→ EXTRACTED ENTRIES:
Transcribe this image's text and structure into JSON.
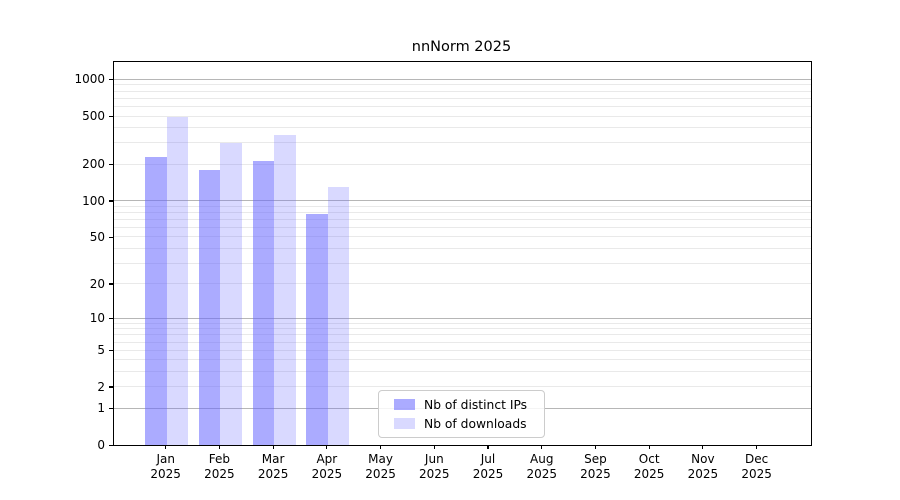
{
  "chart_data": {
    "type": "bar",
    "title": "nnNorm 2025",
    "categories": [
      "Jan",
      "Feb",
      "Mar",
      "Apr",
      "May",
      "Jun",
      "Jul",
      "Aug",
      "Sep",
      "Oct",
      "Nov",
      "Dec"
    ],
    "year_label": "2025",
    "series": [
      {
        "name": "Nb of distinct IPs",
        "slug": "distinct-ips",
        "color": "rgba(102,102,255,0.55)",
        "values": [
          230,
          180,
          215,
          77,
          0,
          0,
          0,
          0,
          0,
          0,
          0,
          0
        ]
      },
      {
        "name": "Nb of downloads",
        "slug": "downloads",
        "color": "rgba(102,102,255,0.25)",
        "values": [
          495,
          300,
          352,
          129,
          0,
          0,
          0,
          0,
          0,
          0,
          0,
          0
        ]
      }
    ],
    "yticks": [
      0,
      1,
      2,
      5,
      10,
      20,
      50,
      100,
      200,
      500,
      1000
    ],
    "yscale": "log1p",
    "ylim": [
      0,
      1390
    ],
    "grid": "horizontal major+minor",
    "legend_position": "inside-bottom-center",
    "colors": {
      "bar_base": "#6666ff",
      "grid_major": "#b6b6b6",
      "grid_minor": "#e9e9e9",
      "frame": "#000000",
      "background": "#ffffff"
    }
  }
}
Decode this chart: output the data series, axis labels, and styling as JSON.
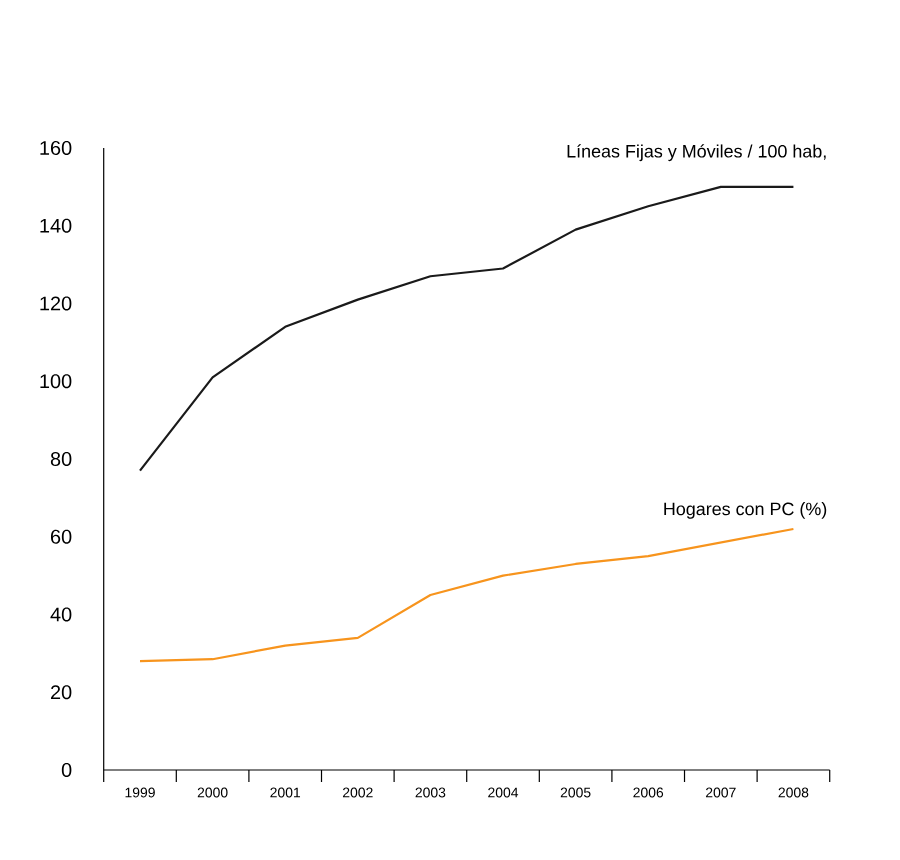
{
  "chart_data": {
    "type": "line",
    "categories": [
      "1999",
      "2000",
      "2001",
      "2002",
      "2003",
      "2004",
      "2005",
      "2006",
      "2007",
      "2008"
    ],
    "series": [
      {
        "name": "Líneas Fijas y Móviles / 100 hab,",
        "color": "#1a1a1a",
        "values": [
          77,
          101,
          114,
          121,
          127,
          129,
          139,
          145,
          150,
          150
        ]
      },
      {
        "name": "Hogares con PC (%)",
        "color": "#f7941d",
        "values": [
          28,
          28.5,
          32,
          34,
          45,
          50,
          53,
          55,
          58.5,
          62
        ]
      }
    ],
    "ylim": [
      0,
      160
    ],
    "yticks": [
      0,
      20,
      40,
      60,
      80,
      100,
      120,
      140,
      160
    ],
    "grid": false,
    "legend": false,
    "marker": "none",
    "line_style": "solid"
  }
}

→ STATED GOAL: Copy out only the lines beginning at the line with "Decode this chart: output" and ending at the last line of the entries. Keep them exact; drop pictures.

→ WORKED SOLUTION:
Decode this chart: output the data series, axis labels, and styling as JSON.
{
  "chart_data": {
    "type": "line",
    "categories": [
      "1999",
      "2000",
      "2001",
      "2002",
      "2003",
      "2004",
      "2005",
      "2006",
      "2007",
      "2008"
    ],
    "series": [
      {
        "name": "Líneas Fijas y Móviles / 100 hab,",
        "color": "#1a1a1a",
        "values": [
          77,
          101,
          114,
          121,
          127,
          129,
          139,
          145,
          150,
          150
        ]
      },
      {
        "name": "Hogares con PC (%)",
        "color": "#f7941d",
        "values": [
          28,
          28.5,
          32,
          34,
          45,
          50,
          53,
          55,
          58.5,
          62
        ]
      }
    ],
    "ylim": [
      0,
      160
    ],
    "yticks": [
      0,
      20,
      40,
      60,
      80,
      100,
      120,
      140,
      160
    ],
    "grid": false,
    "legend": false,
    "marker": "none",
    "line_style": "solid"
  }
}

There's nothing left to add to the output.